Data items:

* * * * *

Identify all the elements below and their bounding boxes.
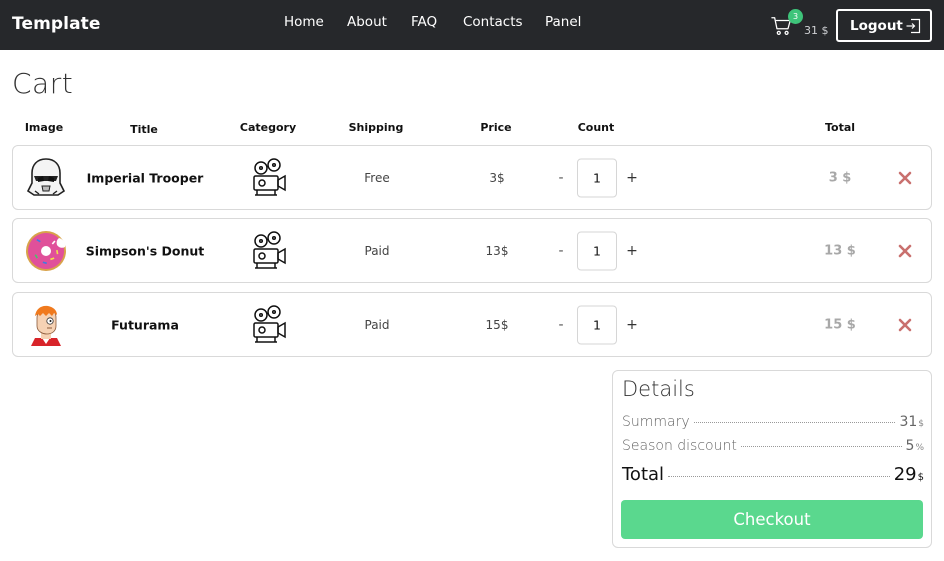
row-total: 13 $: [824, 243, 856, 258]
navbar: Template Home About FAQ Contacts Panel 3…: [0, 0, 944, 50]
price-value: 15$: [485, 317, 509, 332]
price-value: 13$: [485, 243, 509, 258]
total-label: Total: [622, 464, 665, 485]
pink-donut-image: [26, 231, 66, 271]
header-shipping: Shipping: [348, 121, 404, 134]
item-title: Imperial Trooper: [86, 170, 204, 185]
dotted-leader: [740, 446, 902, 447]
increase-button[interactable]: +: [626, 243, 638, 259]
details-title: Details: [622, 377, 695, 401]
total-unit: $: [917, 472, 924, 483]
remove-item-icon[interactable]: [898, 244, 912, 258]
total-row: Total 29 $: [622, 464, 924, 485]
discount-label: Season discount: [622, 438, 737, 454]
nav-link-contacts[interactable]: Contacts: [463, 14, 523, 30]
fry-character-image: [31, 305, 61, 346]
order-details-panel: Details Summary 31 $ Season discount 5 %…: [612, 370, 932, 548]
quantity-input[interactable]: [577, 158, 617, 197]
nav-link-home[interactable]: Home: [284, 14, 324, 30]
decrease-button[interactable]: -: [558, 243, 563, 259]
logout-icon: [906, 18, 921, 34]
summary-unit: $: [918, 419, 924, 429]
discount-value: 5: [905, 438, 915, 454]
summary-value: 31: [899, 414, 918, 430]
remove-item-icon[interactable]: [898, 318, 912, 332]
logout-button[interactable]: Logout: [836, 9, 932, 42]
nav-link-panel[interactable]: Panel: [545, 14, 581, 30]
shipping-value: Paid: [364, 243, 390, 258]
nav-link-faq[interactable]: FAQ: [411, 14, 437, 30]
film-projector-icon: [253, 304, 286, 343]
quantity-input[interactable]: [577, 305, 617, 344]
cart-amount: 31 $: [804, 24, 829, 37]
decrease-button[interactable]: -: [558, 317, 563, 333]
summary-label: Summary: [622, 414, 690, 430]
checkout-button[interactable]: Checkout: [621, 500, 923, 539]
dotted-leader: [693, 422, 896, 423]
cart-count-badge: 3: [788, 9, 803, 24]
cart-row: Futurama Paid 15$ - + 15 $: [12, 292, 932, 357]
cart-row: Imperial Trooper Free 3$ - + 3 $: [12, 145, 932, 210]
header-category: Category: [239, 121, 297, 134]
row-total: 15 $: [824, 317, 856, 332]
cart-row: Simpson's Donut Paid 13$ - + 13 $: [12, 218, 932, 283]
summary-row: Summary 31 $: [622, 414, 924, 430]
film-projector-icon: [253, 230, 286, 269]
discount-unit: %: [915, 443, 924, 453]
nav-link-about[interactable]: About: [347, 14, 387, 30]
stormtrooper-helmet-image: [26, 158, 66, 196]
header-title: Title: [130, 123, 158, 136]
logout-label: Logout: [850, 17, 903, 34]
quantity-input[interactable]: [577, 231, 617, 270]
header-count: Count: [577, 121, 615, 134]
brand-logo[interactable]: Template: [12, 14, 101, 34]
remove-item-icon[interactable]: [898, 171, 912, 185]
increase-button[interactable]: +: [626, 317, 638, 333]
item-title: Simpson's Donut: [85, 243, 205, 258]
discount-row: Season discount 5 %: [622, 438, 924, 454]
row-total: 3 $: [828, 170, 852, 185]
price-value: 3$: [489, 170, 505, 185]
shipping-value: Paid: [364, 317, 390, 332]
increase-button[interactable]: +: [626, 170, 638, 186]
shipping-value: Free: [364, 170, 390, 185]
header-image: Image: [24, 121, 64, 134]
film-projector-icon: [253, 157, 286, 196]
header-price: Price: [480, 121, 512, 134]
dotted-leader: [668, 476, 890, 477]
header-total: Total: [824, 121, 856, 134]
item-title: Futurama: [111, 317, 179, 332]
decrease-button[interactable]: -: [558, 170, 563, 186]
total-value: 29: [893, 464, 917, 485]
page-title: Cart: [12, 67, 74, 100]
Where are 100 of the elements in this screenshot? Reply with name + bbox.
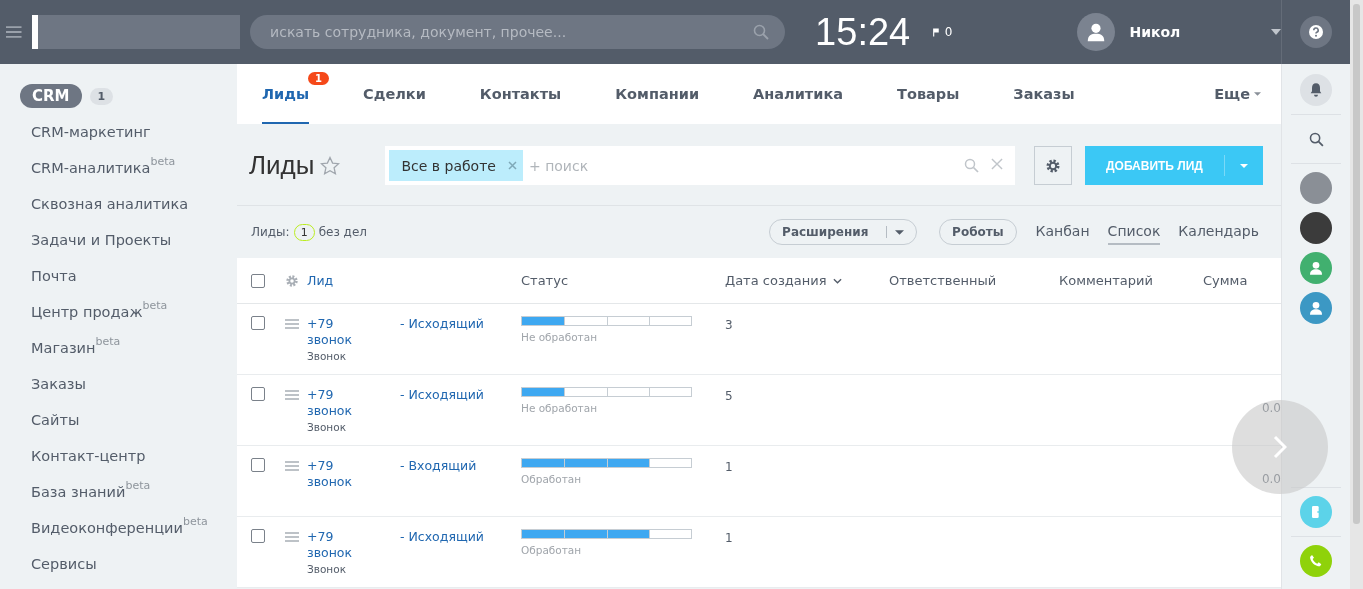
chevron-down-icon — [832, 277, 842, 284]
settings-button[interactable] — [1034, 146, 1072, 185]
sidebar-item[interactable]: CRM-маркетинг — [31, 124, 151, 140]
notifications-button[interactable] — [1300, 74, 1332, 106]
lead-link[interactable]: +79 — [307, 316, 400, 332]
column-header[interactable]: Ответственный — [889, 273, 1059, 288]
column-header[interactable]: Лид — [307, 273, 521, 288]
search-icon[interactable] — [964, 158, 979, 173]
settings-icon[interactable] — [285, 273, 299, 288]
robots-button[interactable]: Роботы — [939, 219, 1017, 245]
user-avatar[interactable] — [1077, 13, 1116, 51]
tab[interactable]: Компании — [615, 64, 700, 124]
user-name[interactable]: Никол — [1129, 24, 1257, 40]
view-tab[interactable]: Список — [1107, 219, 1161, 245]
date-cell-text: 5 — [725, 388, 734, 403]
crm-menu-title[interactable]: CRM — [20, 84, 82, 108]
view-tab[interactable]: Канбан — [1035, 219, 1090, 245]
caret-icon[interactable] — [1271, 29, 1281, 35]
phone-transfer-button[interactable] — [1300, 496, 1332, 528]
lead-link[interactable]: +79 — [307, 529, 400, 545]
tab[interactable]: Заказы — [1013, 64, 1075, 124]
drag-handle-icon[interactable] — [285, 461, 299, 471]
call-button[interactable] — [1300, 545, 1332, 577]
lead-link[interactable]: - Исходящий — [400, 387, 521, 403]
row-checkbox[interactable] — [251, 387, 265, 401]
sidebar-item[interactable]: Почта — [31, 268, 77, 284]
column-header[interactable]: Дата создания — [725, 273, 889, 288]
beta-label: beta — [95, 335, 121, 348]
flag-icon[interactable] — [931, 27, 941, 37]
clock-text: 15:24 — [815, 10, 912, 54]
caret-icon — [1254, 92, 1261, 96]
scrollbar-thumb[interactable] — [1353, 4, 1360, 524]
lead-link[interactable]: звонок — [307, 474, 521, 490]
date-cell-text: 1 — [725, 530, 734, 545]
counter-badge: 1 — [89, 87, 114, 105]
counter-badge: 1 — [308, 72, 330, 85]
column-header[interactable]: Сумма — [1203, 273, 1281, 288]
source-label: Звонок — [307, 420, 347, 435]
tab[interactable]: Сделки — [363, 64, 426, 124]
sidebar-item[interactable]: Магазин — [31, 340, 96, 356]
search-field[interactable]: искать сотрудника, документ, прочее... — [250, 15, 786, 49]
sidebar-item[interactable]: Контакт-центр — [31, 448, 146, 464]
status-text: Не обработан — [521, 331, 598, 343]
sidebar-item[interactable]: CRM-аналитика — [31, 160, 151, 176]
status-text: Не обработан — [521, 402, 598, 414]
filter-tag[interactable]: Все в работе — [389, 150, 523, 181]
lead-link[interactable]: - Исходящий — [400, 316, 521, 332]
lead-link[interactable]: +79 — [307, 458, 400, 474]
lead-link[interactable]: звонок — [307, 332, 521, 348]
beta-label: beta — [142, 299, 168, 312]
column-header[interactable]: Комментарий — [1059, 273, 1203, 288]
search-icon — [1307, 130, 1325, 148]
sidebar-item[interactable]: Видеоконференции — [31, 520, 183, 536]
row-checkbox[interactable] — [251, 529, 265, 543]
user-avatar[interactable] — [1300, 292, 1332, 324]
filter-field[interactable]: Все в работе + поиск — [385, 146, 1015, 185]
lead-link[interactable]: +79 — [307, 387, 400, 403]
extensions-button[interactable]: Расширения — [769, 219, 918, 245]
lead-link[interactable]: - Входящий — [400, 458, 521, 474]
sidebar-item[interactable]: Центр продаж — [31, 304, 143, 320]
lead-link[interactable]: - Исходящий — [400, 529, 521, 545]
sidebar-item[interactable]: Сквозная аналитика — [31, 196, 189, 212]
sidebar-item[interactable]: Сайты — [31, 412, 80, 428]
bell-icon — [1308, 82, 1324, 98]
date-cell-text: 1 — [725, 459, 734, 474]
star-icon[interactable] — [320, 155, 341, 176]
logo-placeholder[interactable] — [31, 15, 241, 49]
tab[interactable]: Товары — [897, 64, 960, 124]
beta-label: beta — [125, 479, 151, 492]
sidebar-item[interactable]: Заказы — [31, 376, 86, 392]
settings-icon — [1045, 157, 1061, 174]
drag-handle-icon[interactable] — [285, 319, 299, 329]
column-header[interactable]: Статус — [521, 273, 725, 288]
more-tab[interactable]: Еще — [1214, 64, 1261, 124]
search-icon[interactable] — [753, 24, 770, 40]
menu-icon[interactable] — [6, 26, 22, 38]
lead-link[interactable]: звонок — [307, 403, 521, 419]
status-text: Обработан — [521, 544, 583, 556]
caret-icon — [1240, 163, 1248, 168]
tab[interactable]: Аналитика — [753, 64, 844, 124]
sidebar-item[interactable]: Задачи и Проекты — [31, 232, 172, 248]
close-icon[interactable] — [991, 158, 1003, 170]
row-checkbox[interactable] — [251, 316, 265, 330]
photo-placeholder[interactable] — [1300, 212, 1332, 244]
tab[interactable]: Контакты — [479, 64, 562, 124]
lead-link[interactable]: звонок — [307, 545, 521, 561]
select-all-checkbox[interactable] — [251, 273, 265, 288]
sidebar-item[interactable]: База знаний — [31, 484, 126, 500]
row-checkbox[interactable] — [251, 458, 265, 472]
leads-count-label: Лиды: — [251, 225, 290, 239]
drag-handle-icon[interactable] — [285, 390, 299, 400]
close-icon[interactable] — [507, 161, 517, 170]
drag-handle-icon[interactable] — [285, 532, 299, 542]
status-text: Обработан — [521, 473, 583, 485]
flag-count: 0 — [944, 25, 953, 39]
phone-handset-icon — [1308, 553, 1324, 569]
page-title: Лиды — [249, 150, 315, 181]
help-button[interactable] — [1300, 16, 1332, 48]
sidebar-item[interactable]: Сервисы — [31, 556, 97, 572]
view-tab[interactable]: Календарь — [1178, 219, 1259, 245]
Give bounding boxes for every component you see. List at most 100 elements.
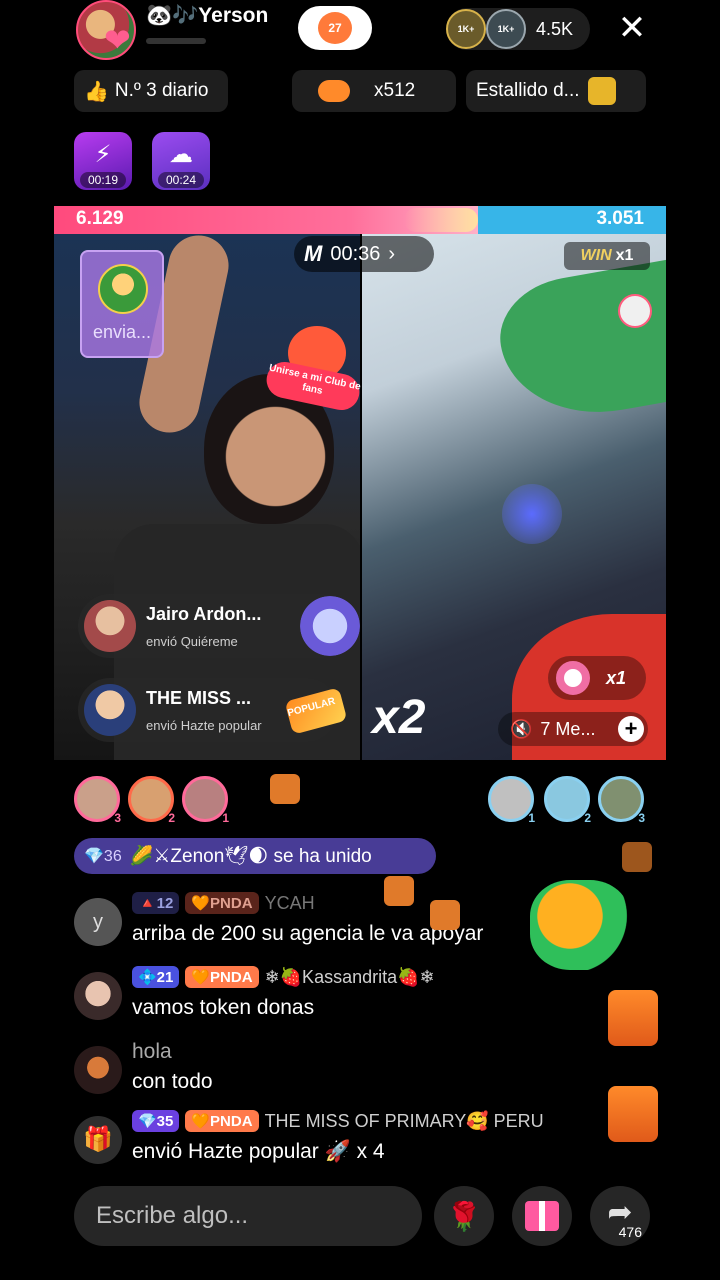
daily-rank-label: N.º 3 diario [114, 80, 209, 101]
donut-multiplier-badge: x1 [548, 656, 646, 700]
top-viewer-avatar[interactable]: 1K+ [486, 9, 526, 49]
burst-pill[interactable]: Estallido d... [466, 70, 646, 112]
chat-avatar[interactable] [74, 1046, 122, 1094]
chat-meta: 🔺12 🧡PNDA YCAH [132, 892, 315, 914]
ranker-position: 1 [528, 811, 535, 825]
multiplier-pill[interactable]: x512 [292, 70, 456, 112]
chat-avatar[interactable] [74, 972, 122, 1020]
likes-count: 27 [328, 21, 342, 35]
chat-meta: 💠21 🧡PNDA ❄🍓Kassandrita🍓❄ [132, 966, 435, 988]
heart-icon: ❤ [104, 22, 131, 58]
chat-avatar[interactable]: y [74, 898, 122, 946]
fanclub-button[interactable]: Unirse a mi Club de fans [263, 306, 363, 416]
left-ranker-avatar[interactable]: 2 [128, 776, 175, 825]
lightning-icon: ⚡ [94, 141, 112, 168]
score-right: 3.051 [596, 208, 644, 229]
chat-username: ❄🍓Kassandrita🍓❄ [264, 966, 435, 987]
invite-avatar [98, 264, 148, 314]
likes-button[interactable]: 27 [298, 6, 372, 50]
fanclub-label: Unirse a mi Club de fans [263, 358, 363, 414]
top-viewer-avatar[interactable]: 1K+ [446, 9, 486, 49]
right-ranker-avatar[interactable]: 2 [544, 776, 591, 825]
live-header: ❤ 🐼🎶Yerson 27 1K+ 1K+ 4.5K ✕ 👍 N.º 3 dia… [0, 0, 720, 200]
thumb-icon: 👍 [84, 80, 109, 103]
rose-icon: 🌹 [446, 1200, 482, 1232]
speaker-muted-icon[interactable]: 🔇 [510, 719, 532, 740]
gift-art-icon [300, 596, 360, 656]
user-level-badge: 🔺12 [132, 892, 180, 914]
ranker-position: 1 [222, 811, 229, 825]
gift-sender-avatar [84, 684, 136, 736]
chat-username: YCAH [264, 892, 315, 913]
video-scene-green [491, 259, 666, 429]
chat-username: THE MISS OF PRIMARY🥰 PERU [264, 1110, 544, 1131]
gift-box-icon [525, 1201, 559, 1231]
ranker-position: 3 [114, 811, 121, 825]
floating-like-icon [430, 900, 460, 930]
cloud-icon: ☁ [169, 141, 193, 168]
rose-gift-button[interactable]: 🌹 [434, 1186, 494, 1246]
user-level-badge: 💎35 [132, 1110, 180, 1132]
score-spark [404, 208, 479, 232]
gift-button[interactable] [512, 1186, 572, 1246]
daily-rank-pill[interactable]: 👍 N.º 3 diario [74, 70, 228, 112]
boost-timer-badge[interactable]: ☁ 00:24 [152, 132, 210, 190]
win-label: WIN [580, 247, 612, 264]
host-progress-bar [146, 38, 206, 44]
battle-area: 6.129 3.051 M 00:36 › WIN x1 envia... Un… [54, 206, 666, 760]
battle-multiplier: x2 [372, 691, 426, 744]
floating-like-icon [384, 876, 414, 906]
viewer-badge: 1K+ [457, 24, 475, 34]
invite-label: envia... [92, 322, 152, 342]
viewers-pill[interactable]: 1K+ 1K+ 4.5K [446, 8, 590, 50]
left-ranker-avatar[interactable]: 1 [182, 776, 229, 825]
joined-text: 🌽⚔Zenon🕊🌒 se ha unido [129, 846, 372, 867]
win-multiplier: x1 [615, 247, 634, 264]
left-ranker-avatar[interactable]: 3 [74, 776, 121, 825]
viewer-count: 4.5K [536, 19, 574, 39]
share-button[interactable]: ➦ 476 [590, 1186, 650, 1246]
user-level-badge: 💠21 [132, 966, 180, 988]
share-count: 476 [618, 1224, 642, 1240]
floating-like-icon [622, 842, 652, 872]
fanclub-badge: 🧡PNDA [185, 1110, 259, 1132]
boost-timer-time: 00:24 [158, 172, 204, 188]
chat-username: hola [132, 1040, 172, 1063]
chat-input[interactable]: Escribe algo... [74, 1186, 422, 1246]
battle-score-bar: 6.129 3.051 [54, 206, 666, 234]
ranker-position: 2 [584, 811, 591, 825]
video-scene-light [502, 484, 562, 544]
likes-heart-icon: 27 [318, 12, 352, 44]
right-ranker-avatar[interactable]: 1 [488, 776, 535, 825]
ranker-position: 2 [168, 811, 175, 825]
win-streak-badge: WIN x1 [564, 242, 650, 270]
host-name[interactable]: 🐼🎶Yerson [146, 4, 268, 28]
right-ranker-avatar[interactable]: 3 [598, 776, 645, 825]
viewer-badge: 1K+ [497, 24, 515, 34]
boost-timer-badge[interactable]: ⚡ 00:19 [74, 132, 132, 190]
battle-timer-time: 00:36 [330, 242, 381, 265]
battle-timer[interactable]: M 00:36 › [294, 236, 434, 272]
score-left: 6.129 [76, 208, 124, 229]
gift-description: envió Hazte popular [146, 718, 262, 733]
gift-description: envió Quiéreme [146, 634, 238, 649]
trophy-icon [587, 77, 616, 105]
follow-add-icon[interactable]: + [618, 716, 644, 742]
chat-text: envió Hazte popular 🚀 x 4 [132, 1140, 385, 1163]
floating-like-burst-icon [530, 880, 630, 970]
fanclub-badge: 🧡PNDA [185, 966, 259, 988]
battle-logo-icon: M [304, 241, 323, 266]
chevron-right-icon: › [388, 242, 396, 265]
close-icon[interactable]: ✕ [614, 10, 650, 46]
gift-notification: Jairo Ardon... envió Quiéreme [78, 594, 360, 658]
donut-icon [556, 661, 590, 695]
gift-sender-avatar [84, 600, 136, 652]
opponent-avatar-icon[interactable] [618, 294, 652, 328]
chat-text: vamos token donas [132, 996, 315, 1019]
invite-card[interactable]: envia... [80, 250, 164, 358]
user-joined-banner: 💎36 🌽⚔Zenon🕊🌒 se ha unido [74, 838, 436, 874]
user-level-badge: 💎36 [84, 848, 122, 865]
boost-timer-time: 00:19 [80, 172, 126, 188]
donut-multiplier: x1 [606, 667, 627, 688]
opponent-audio-bar[interactable]: 🔇 7 Me... + [498, 712, 648, 746]
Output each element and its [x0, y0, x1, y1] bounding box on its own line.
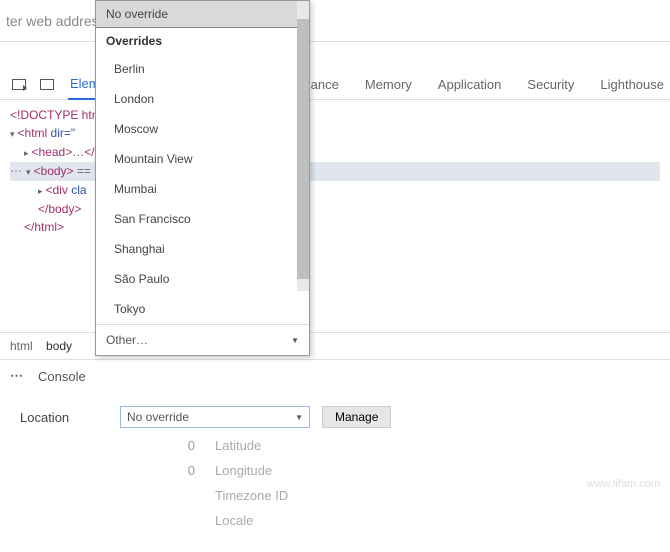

* * * * *

WHAT IS ASKED:
Repeat the stretch of entries from the line containing "chevron-down-icon — [832, 277, 842, 284]" through the line containing "notifications-button[interactable] — [1300, 74, 1332, 106]".

WRITTEN RESPONSE:
chevron-down-icon — [832, 277, 842, 284]
settings-button[interactable] — [1034, 146, 1072, 185]
sidebar-item[interactable]: CRM-маркетинг — [31, 124, 151, 140]
notifications-button[interactable] — [1300, 74, 1332, 106]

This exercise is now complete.